**Passage provided:**
※ ※ ※

We generalize the concept from Fig.1 as follows. Both channels (selections channel and outputs channel) form a time series {x} = {x₁ , . . . , x_n } of length n. We divide the time series {x} into S consecutive and non-overlapping subseries w_i, where S is the number of outputs in the time series {x} and i is the subseries index ranging from 1 to S. Each subseries w_i consists of one output s_i and zero or more selections {q_i} = {q₁ , . . . , q_j }, where j is in the interval [0,n/S]. Note, that each subseries w_i may have a different length. We count the number of selections q_i in each subseries w_i. Note that each subseries w_i contains only one output s_i. As per our assumptions, that means s_i was the result of a selection in a search space M_i. Next, we calculate the conditional missing information $H (d_{i} | r_{i})$ for each subseries w_i as equal to the number of selections q_i. After calculating the conditional missing information $H (d_{i} | r_{i})$ for each subseries, we construct a conditional missing information sequence { $H {(d | r)}_{i}$ } of length S.

Finally, the conditional missing information $H (X | Y)$ of the time series {x} is defined as the average of the conditional missing information sequence { $H {(d | r)}_{i}$ } in the form

$H (X | Y) = \frac{1}{S} \sum_{t = 1}^{S} H {(d | r)}_{i}$

(1)

We define the total number of selections made Q for time series {x} as the sum of the missing information sequence {H_i} in the form

$Q = \sum_{t = 1}^{S} H {(d | r)}_{i}$

(2)

Hence the average conditional missing information H equals the average number of selections made to produce one output.

$H (X | Y) = \frac{Q}{S}$

(3)

※ ※ ※

**Request:** Extend the passage on conditional missing information in a time series, picking up right after equation (3).

**Data listing:**
※ ※ ※

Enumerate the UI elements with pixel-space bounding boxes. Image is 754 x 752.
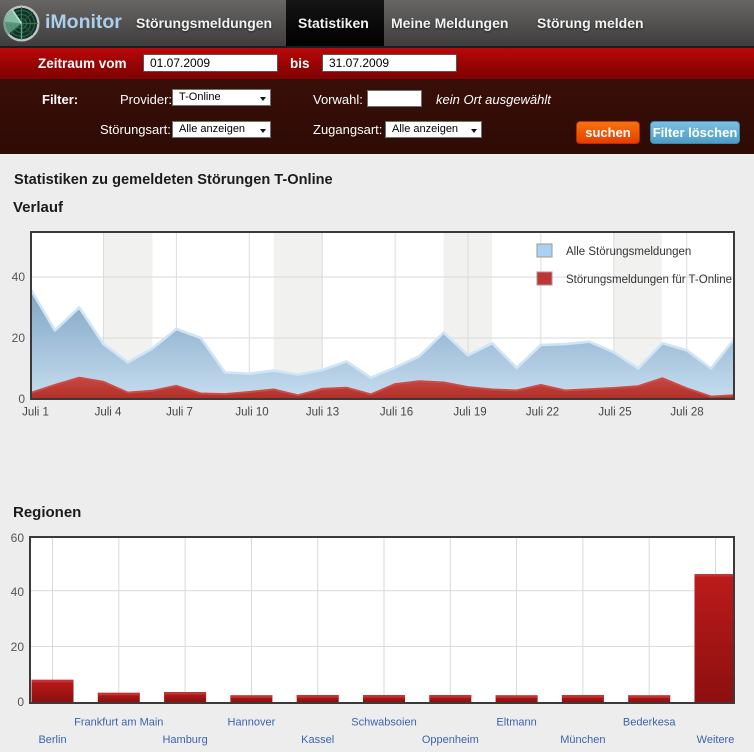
svg-text:Alle Störungsmeldungen: Alle Störungsmeldungen <box>566 246 691 258</box>
svg-text:Juli 7: Juli 7 <box>166 407 193 419</box>
svg-text:Frankfurt am Main: Frankfurt am Main <box>74 717 163 729</box>
svg-text:Hamburg: Hamburg <box>162 734 207 746</box>
svg-text:Eltmann: Eltmann <box>496 717 536 729</box>
svg-text:40: 40 <box>12 270 26 284</box>
svg-text:Hannover: Hannover <box>228 717 276 729</box>
svg-text:Weitere: Weitere <box>697 734 735 746</box>
svg-text:40: 40 <box>11 585 25 599</box>
svg-text:Juli 4: Juli 4 <box>95 407 122 419</box>
svg-text:Störungsmeldungen für T-Online: Störungsmeldungen für T-Online <box>566 274 732 286</box>
svg-text:60: 60 <box>11 531 25 545</box>
svg-text:Bederkesa: Bederkesa <box>623 717 676 729</box>
svg-text:Juli 25: Juli 25 <box>598 407 631 419</box>
svg-text:0: 0 <box>17 695 24 709</box>
svg-text:0: 0 <box>18 392 25 406</box>
svg-text:Juli 16: Juli 16 <box>380 407 413 419</box>
svg-text:20: 20 <box>11 640 25 654</box>
svg-text:Juli 19: Juli 19 <box>453 407 486 419</box>
svg-text:Oppenheim: Oppenheim <box>422 734 479 746</box>
svg-text:20: 20 <box>12 331 26 345</box>
svg-text:Schwabsoien: Schwabsoien <box>351 717 416 729</box>
svg-text:Juli 22: Juli 22 <box>526 407 559 419</box>
svg-text:Juli 28: Juli 28 <box>670 407 703 419</box>
svg-text:Berlin: Berlin <box>38 734 66 746</box>
svg-text:Juli 10: Juli 10 <box>235 407 268 419</box>
svg-text:Juli 1: Juli 1 <box>22 407 49 419</box>
svg-text:Kassel: Kassel <box>301 734 334 746</box>
svg-text:Juli 13: Juli 13 <box>306 407 339 419</box>
svg-text:München: München <box>560 734 605 746</box>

※ ※ ※

**Exercise output:**
That is the same as the Information Rate formula, where Q is the Information Rate and S is the Outputs Rate.

We'd like to calculate H(X|Y) but we don't know Q - we know only S.

However in our model we assume that the minimum output duration is one unit of time and is equal to the time it takes to make one selection. If that's the case, then in our time-series model, each action (whether it's a selection 'q' or an output 's') could be considered as occupying one unit of time t. Hence the sum of S and Q as measured in time units equals the length n of the time series {x}:

$Q + S = n$

To apply the formula in practice we need to select a value for the length n of the time series {x}. The total available time T is implicitly contained in both Q and S.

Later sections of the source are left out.